| Problem description |
In the listing below, how many lines contain the word "this"? Please respond with the number only.

| Input material |
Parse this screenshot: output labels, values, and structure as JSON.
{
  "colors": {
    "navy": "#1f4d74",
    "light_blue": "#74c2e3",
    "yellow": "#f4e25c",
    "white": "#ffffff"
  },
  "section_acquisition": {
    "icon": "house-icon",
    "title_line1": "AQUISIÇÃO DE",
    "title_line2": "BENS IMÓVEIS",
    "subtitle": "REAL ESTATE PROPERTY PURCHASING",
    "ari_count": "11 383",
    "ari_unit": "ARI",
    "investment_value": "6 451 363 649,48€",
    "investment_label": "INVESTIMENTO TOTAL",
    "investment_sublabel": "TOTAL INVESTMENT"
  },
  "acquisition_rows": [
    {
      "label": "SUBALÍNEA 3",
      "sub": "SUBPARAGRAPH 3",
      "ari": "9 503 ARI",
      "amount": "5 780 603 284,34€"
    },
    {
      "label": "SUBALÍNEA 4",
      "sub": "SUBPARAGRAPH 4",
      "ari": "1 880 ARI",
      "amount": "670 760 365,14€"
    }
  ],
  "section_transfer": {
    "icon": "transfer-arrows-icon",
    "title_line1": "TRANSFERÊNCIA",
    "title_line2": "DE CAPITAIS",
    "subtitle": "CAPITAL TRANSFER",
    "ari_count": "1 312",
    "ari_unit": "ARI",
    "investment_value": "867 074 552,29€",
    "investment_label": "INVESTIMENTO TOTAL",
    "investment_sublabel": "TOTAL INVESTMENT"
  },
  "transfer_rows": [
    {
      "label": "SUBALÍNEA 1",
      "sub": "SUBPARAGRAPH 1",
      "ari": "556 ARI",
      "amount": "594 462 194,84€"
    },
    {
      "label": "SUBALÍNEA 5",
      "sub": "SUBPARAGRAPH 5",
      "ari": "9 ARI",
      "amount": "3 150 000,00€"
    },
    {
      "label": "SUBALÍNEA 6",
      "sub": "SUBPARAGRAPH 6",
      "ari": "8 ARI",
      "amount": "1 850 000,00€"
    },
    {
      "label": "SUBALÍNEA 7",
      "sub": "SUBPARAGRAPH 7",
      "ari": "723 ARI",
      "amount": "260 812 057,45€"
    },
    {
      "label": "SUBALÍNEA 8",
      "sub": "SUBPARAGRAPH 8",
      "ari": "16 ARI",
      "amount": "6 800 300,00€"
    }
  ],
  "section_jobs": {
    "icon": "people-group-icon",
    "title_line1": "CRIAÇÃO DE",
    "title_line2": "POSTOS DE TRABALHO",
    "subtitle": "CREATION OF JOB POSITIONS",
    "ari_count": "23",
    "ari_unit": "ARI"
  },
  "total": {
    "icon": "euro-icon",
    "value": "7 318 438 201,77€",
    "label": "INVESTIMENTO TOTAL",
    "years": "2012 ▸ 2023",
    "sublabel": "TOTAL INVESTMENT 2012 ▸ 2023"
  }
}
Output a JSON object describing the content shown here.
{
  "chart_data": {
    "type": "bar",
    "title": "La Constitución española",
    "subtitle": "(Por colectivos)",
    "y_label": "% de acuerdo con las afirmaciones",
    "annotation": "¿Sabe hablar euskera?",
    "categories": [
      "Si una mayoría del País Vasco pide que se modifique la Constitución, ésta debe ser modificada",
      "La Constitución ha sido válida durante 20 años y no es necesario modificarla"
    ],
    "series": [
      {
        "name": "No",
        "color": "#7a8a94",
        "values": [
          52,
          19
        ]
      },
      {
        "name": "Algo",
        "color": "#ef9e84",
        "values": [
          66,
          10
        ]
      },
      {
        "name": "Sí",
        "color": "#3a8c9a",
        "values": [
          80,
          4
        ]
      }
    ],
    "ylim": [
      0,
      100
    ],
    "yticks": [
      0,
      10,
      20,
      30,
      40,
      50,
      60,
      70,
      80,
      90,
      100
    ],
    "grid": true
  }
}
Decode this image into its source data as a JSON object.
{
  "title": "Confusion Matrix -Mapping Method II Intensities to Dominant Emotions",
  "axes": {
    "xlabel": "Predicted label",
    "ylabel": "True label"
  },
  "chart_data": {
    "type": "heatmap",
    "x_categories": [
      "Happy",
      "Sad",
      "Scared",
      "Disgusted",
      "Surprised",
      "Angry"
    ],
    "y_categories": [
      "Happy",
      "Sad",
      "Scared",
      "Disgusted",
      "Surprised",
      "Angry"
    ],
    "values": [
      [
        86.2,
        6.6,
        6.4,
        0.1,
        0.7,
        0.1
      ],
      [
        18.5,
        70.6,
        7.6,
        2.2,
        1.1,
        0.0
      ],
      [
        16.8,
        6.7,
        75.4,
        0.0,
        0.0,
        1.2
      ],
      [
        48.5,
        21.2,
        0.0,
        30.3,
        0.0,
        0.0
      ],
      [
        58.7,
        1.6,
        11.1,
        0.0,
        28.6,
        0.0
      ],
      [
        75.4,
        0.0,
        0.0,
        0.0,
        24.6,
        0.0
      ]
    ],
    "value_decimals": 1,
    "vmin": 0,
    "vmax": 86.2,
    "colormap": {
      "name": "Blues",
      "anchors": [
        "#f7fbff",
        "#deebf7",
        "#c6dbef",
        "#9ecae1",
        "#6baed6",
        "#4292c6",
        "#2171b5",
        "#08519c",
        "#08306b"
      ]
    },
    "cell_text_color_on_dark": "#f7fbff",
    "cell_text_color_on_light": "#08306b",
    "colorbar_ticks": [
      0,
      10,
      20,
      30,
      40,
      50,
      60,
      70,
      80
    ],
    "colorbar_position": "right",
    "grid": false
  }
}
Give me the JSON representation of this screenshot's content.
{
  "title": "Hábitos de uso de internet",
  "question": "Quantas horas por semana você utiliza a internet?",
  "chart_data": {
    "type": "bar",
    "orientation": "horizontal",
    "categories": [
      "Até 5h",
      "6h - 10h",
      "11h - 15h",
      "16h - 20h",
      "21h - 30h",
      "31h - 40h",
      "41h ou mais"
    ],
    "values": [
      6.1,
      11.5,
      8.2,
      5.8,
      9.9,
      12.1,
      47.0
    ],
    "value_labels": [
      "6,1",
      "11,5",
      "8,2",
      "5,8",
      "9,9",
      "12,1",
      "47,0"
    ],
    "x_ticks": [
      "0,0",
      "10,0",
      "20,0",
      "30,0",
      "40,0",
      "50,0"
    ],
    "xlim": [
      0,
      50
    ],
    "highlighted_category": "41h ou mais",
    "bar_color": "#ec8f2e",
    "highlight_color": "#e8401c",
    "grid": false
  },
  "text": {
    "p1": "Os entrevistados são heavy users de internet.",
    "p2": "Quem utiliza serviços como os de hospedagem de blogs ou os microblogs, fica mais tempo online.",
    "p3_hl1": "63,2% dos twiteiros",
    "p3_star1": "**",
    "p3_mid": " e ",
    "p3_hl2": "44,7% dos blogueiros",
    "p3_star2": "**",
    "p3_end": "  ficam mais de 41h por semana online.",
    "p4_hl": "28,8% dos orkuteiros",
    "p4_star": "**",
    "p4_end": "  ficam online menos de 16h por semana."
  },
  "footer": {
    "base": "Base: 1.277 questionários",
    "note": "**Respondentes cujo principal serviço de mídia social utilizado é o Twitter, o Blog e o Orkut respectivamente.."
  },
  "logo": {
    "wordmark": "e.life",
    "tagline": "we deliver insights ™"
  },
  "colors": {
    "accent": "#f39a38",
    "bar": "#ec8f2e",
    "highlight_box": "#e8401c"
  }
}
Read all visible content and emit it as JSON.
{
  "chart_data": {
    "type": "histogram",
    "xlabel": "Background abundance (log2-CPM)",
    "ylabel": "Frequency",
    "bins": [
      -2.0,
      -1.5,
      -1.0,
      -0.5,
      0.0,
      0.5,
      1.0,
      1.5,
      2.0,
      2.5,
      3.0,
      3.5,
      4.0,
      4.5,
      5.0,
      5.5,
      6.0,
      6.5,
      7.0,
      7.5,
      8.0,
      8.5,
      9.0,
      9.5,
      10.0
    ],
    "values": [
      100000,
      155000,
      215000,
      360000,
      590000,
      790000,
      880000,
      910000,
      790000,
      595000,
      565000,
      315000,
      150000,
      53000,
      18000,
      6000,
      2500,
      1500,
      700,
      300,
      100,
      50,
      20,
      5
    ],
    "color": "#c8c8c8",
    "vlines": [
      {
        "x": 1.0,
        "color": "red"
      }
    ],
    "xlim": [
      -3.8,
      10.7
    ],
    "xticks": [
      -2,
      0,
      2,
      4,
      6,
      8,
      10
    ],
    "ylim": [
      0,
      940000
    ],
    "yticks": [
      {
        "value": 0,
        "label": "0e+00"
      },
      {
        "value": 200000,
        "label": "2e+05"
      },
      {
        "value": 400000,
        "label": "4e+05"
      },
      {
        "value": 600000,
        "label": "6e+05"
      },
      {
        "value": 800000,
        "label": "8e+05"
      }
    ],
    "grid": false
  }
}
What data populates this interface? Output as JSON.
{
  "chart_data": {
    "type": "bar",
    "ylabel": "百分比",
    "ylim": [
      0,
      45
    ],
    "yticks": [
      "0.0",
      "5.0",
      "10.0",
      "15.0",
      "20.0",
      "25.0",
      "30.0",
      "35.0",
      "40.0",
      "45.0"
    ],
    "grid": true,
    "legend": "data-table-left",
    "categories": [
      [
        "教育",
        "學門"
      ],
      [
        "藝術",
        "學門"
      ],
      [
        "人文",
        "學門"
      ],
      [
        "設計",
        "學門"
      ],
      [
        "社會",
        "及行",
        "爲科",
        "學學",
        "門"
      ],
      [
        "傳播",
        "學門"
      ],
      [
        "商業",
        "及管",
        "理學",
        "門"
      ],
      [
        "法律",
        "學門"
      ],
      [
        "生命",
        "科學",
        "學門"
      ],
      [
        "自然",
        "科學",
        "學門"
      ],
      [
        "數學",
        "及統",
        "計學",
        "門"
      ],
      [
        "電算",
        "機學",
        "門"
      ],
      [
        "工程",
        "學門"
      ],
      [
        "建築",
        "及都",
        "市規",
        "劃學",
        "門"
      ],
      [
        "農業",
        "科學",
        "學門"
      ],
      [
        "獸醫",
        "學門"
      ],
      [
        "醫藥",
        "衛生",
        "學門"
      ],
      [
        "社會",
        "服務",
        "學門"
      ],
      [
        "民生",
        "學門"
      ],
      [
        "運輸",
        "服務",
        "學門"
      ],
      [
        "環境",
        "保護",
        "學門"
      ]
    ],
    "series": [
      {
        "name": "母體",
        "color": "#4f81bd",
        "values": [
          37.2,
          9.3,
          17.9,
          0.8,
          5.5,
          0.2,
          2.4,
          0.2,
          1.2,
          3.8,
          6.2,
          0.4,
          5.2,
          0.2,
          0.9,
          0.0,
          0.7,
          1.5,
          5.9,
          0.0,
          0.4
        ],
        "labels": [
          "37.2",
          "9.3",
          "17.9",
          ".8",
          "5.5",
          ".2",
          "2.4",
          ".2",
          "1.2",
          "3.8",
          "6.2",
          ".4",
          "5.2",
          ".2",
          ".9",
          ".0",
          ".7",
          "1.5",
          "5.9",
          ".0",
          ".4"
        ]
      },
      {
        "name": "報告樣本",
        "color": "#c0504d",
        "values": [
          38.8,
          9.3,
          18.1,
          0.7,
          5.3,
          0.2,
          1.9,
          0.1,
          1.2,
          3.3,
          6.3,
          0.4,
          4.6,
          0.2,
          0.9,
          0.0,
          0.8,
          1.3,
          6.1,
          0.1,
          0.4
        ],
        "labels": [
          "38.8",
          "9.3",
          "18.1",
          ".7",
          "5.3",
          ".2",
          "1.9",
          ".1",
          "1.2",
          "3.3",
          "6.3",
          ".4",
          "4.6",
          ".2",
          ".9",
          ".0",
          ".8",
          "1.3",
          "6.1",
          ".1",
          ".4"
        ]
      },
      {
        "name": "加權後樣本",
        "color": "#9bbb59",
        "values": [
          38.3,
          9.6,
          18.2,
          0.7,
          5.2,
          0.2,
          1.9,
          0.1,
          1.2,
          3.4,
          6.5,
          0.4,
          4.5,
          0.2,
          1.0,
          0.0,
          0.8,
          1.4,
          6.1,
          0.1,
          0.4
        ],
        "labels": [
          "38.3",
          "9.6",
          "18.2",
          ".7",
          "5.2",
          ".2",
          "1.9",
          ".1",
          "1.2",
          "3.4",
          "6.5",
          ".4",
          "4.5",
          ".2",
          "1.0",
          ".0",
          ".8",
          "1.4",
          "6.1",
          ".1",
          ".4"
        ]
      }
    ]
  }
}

| Solution to the problem |
4